• _Written exercise_
Copy out the complete listing, word for word.

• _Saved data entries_
# # # #

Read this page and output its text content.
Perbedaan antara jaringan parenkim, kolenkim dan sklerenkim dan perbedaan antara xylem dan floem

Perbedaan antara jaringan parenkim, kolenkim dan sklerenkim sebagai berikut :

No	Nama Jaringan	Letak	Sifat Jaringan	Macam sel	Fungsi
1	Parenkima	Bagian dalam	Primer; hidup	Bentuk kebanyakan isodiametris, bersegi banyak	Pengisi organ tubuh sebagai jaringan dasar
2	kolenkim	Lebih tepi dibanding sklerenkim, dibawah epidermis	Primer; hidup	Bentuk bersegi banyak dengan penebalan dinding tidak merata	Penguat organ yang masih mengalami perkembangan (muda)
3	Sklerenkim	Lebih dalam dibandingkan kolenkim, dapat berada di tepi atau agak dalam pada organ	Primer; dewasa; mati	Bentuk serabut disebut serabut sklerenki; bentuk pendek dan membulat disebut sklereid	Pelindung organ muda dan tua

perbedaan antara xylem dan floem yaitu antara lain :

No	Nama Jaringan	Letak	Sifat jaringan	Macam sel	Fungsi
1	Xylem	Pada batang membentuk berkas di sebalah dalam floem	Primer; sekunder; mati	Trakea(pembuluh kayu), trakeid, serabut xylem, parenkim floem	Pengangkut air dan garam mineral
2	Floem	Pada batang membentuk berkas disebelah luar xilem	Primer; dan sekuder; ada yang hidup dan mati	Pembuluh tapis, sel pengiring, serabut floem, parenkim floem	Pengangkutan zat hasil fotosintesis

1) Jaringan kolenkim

# # # #

• _Result of this exercise_
Read this page and output its text content.
Perbedaan antara jaringan parenkim, kolenkim dan sklerenkim dan perbedaan antara xylem dan floem

Perbedaan antara jaringan parenkim, kolenkim dan sklerenkim sebagai berikut :

No	Nama Jaringan	Letak	Sifat Jaringan	Macam sel	Fungsi
1	Parenkima	Bagian dalam	Primer; hidup	Bentuk kebanyakan isodiametris, bersegi banyak	Pengisi organ tubuh sebagai jaringan dasar
2	kolenkim	Lebih tepi dibanding sklerenkim, dibawah epidermis	Primer; hidup	Bentuk bersegi banyak dengan penebalan dinding tidak merata	Penguat organ yang masih mengalami perkembangan (muda)
3	Sklerenkim	Lebih dalam dibandingkan kolenkim, dapat berada di tepi atau agak dalam pada organ	Primer; dewasa; mati	Bentuk serabut disebut serabut sklerenki; bentuk pendek dan membulat disebut sklereid	Pelindung organ muda dan tua

perbedaan antara xylem dan floem yaitu antara lain :

No	Nama Jaringan	Letak	Sifat jaringan	Macam sel	Fungsi
1	Xylem	Pada batang membentuk berkas di sebalah dalam floem	Primer; sekunder; mati	Trakea(pembuluh kayu), trakeid, serabut xylem, parenkim floem	Pengangkut air dan garam mineral
2	Floem	Pada batang membentuk berkas disebelah luar xilem	Primer; dan sekuder; ada yang hidup dan mati	Pembuluh tapis, sel pengiring, serabut floem, parenkim floem	Pengangkutan zat hasil fotosintesis

1) Jaringan kolenkim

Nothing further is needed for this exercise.